GIVEN PROBLEM » Repeat all of the records verbatim.

Data entries »

+++

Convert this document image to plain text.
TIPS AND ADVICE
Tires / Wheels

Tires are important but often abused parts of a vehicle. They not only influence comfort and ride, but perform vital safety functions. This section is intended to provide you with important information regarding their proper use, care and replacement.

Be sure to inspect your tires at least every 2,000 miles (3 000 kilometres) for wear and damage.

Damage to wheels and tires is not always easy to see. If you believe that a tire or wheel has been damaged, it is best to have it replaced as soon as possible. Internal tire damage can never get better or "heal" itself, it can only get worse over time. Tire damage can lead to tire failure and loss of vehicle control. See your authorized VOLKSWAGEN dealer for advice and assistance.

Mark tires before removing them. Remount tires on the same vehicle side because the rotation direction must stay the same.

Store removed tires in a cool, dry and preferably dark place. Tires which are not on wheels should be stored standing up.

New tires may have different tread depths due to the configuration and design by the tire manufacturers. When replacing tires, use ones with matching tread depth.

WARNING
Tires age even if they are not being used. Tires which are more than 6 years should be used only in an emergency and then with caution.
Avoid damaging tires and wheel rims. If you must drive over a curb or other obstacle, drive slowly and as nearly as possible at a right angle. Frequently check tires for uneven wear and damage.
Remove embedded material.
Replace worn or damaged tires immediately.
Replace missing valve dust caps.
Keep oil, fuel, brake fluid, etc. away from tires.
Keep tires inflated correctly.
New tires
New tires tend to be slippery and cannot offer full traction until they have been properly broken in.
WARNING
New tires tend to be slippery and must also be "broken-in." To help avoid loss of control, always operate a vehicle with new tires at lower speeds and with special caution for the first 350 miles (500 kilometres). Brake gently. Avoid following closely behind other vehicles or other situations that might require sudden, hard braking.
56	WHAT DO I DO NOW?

+++

WRITTEN SOLUTION »
Convert this document image to plain text.
TIPS AND ADVICE
Tires / Wheels

Tires are important but often abused parts of a vehicle. They not only influence comfort and ride, but perform vital safety functions. This section is intended to provide you with important information regarding their proper use, care and replacement.

Be sure to inspect your tires at least every 2,000 miles (3 000 kilometres) for wear and damage.

Damage to wheels and tires is not always easy to see. If you believe that a tire or wheel has been damaged, it is best to have it replaced as soon as possible. Internal tire damage can never get better or "heal" itself, it can only get worse over time. Tire damage can lead to tire failure and loss of vehicle control. See your authorized VOLKSWAGEN dealer for advice and assistance.

Mark tires before removing them. Remount tires on the same vehicle side because the rotation direction must stay the same.

Store removed tires in a cool, dry and preferably dark place. Tires which are not on wheels should be stored standing up.

New tires may have different tread depths due to the configuration and design by the tire manufacturers. When replacing tires, use ones with matching tread depth.

WARNING
Tires age even if they are not being used. Tires which are more than 6 years should be used only in an emergency and then with caution.
Avoid damaging tires and wheel rims. If you must drive over a curb or other obstacle, drive slowly and as nearly as possible at a right angle. Frequently check tires for uneven wear and damage.
Remove embedded material.
Replace worn or damaged tires immediately.
Replace missing valve dust caps.
Keep oil, fuel, brake fluid, etc. away from tires.
Keep tires inflated correctly.
New tires
New tires tend to be slippery and cannot offer full traction until they have been properly broken in.
WARNING
New tires tend to be slippery and must also be "broken-in." To help avoid loss of control, always operate a vehicle with new tires at lower speeds and with special caution for the first 350 miles (500 kilometres). Brake gently. Avoid following closely behind other vehicles or other situations that might require sudden, hard braking.
56	WHAT DO I DO NOW?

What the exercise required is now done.